▶ [Prompt] State only how many lines below include the string "жителей".

▶ [Records for the task]
— start —

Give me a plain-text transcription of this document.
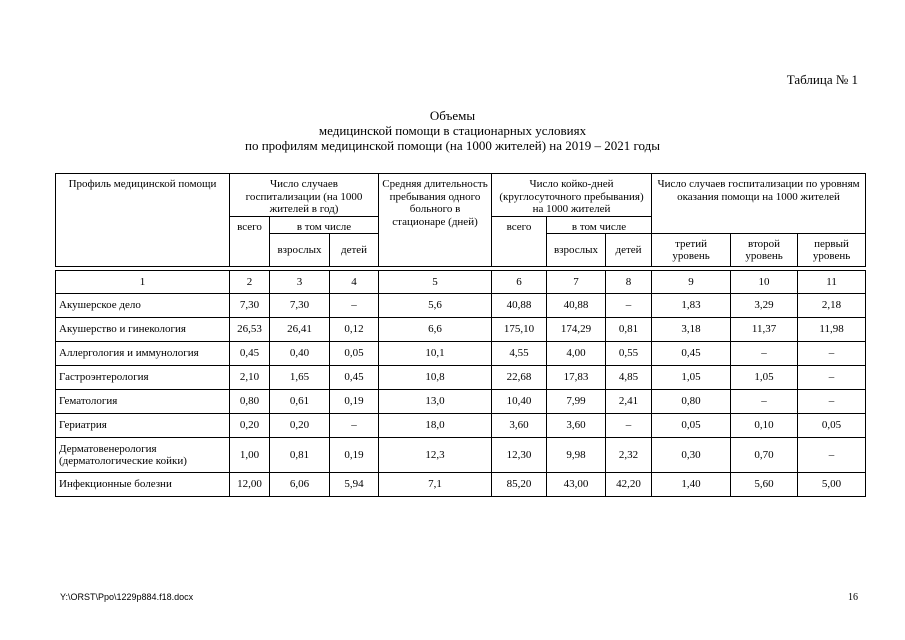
Таблица № 1
Объемы
медицинской помощи в стационарных условиях
по профилям медицинской помощи (на 1000 жителей) на 2019 – 2021 годы
Профиль медицинской помощи	Число случаев госпитализации (на 1000 жителей в год)			Средняя длительность пребывания одного больного в стационаре (дней)	Число койко-дней (круглосуточного пребывания) на 1000 жителей			Число случаев госпитализации по уровням оказания помощи на 1000 жителей		
	всего	в том числе			всего	в том числе				
		взрослых	детей			взрослых	детей	третий уровень	второй уровень	первый уровень

1	2	3	4	5	6	7	8	9	10	11
Акушерское дело	7,30	7,30	–	5,6	40,88	40,88	–	1,83	3,29	2,18
Акушерство и гинекология	26,53	26,41	0,12	6,6	175,10	174,29	0,81	3,18	11,37	11,98
Аллергология и иммунология	0,45	0,40	0,05	10,1	4,55	4,00	0,55	0,45	–	–
Гастроэнтерология	2,10	1,65	0,45	10,8	22,68	17,83	4,85	1,05	1,05	–
Гематология	0,80	0,61	0,19	13,0	10,40	7,99	2,41	0,80	–	–
Гериатрия	0,20	0,20	–	18,0	3,60	3,60	–	0,05	0,10	0,05
Дерматовенерология (дерматологические койки)	1,00	0,81	0,19	12,3	12,30	9,98	2,32	0,30	0,70	–
Инфекционные болезни	12,00	6,06	5,94	7,1	85,20	43,00	42,20	1,40	5,60	5,00
Y:\ORST\Ppo\1229p884.f18.docx	16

— end —

▶ [Complete answer] 2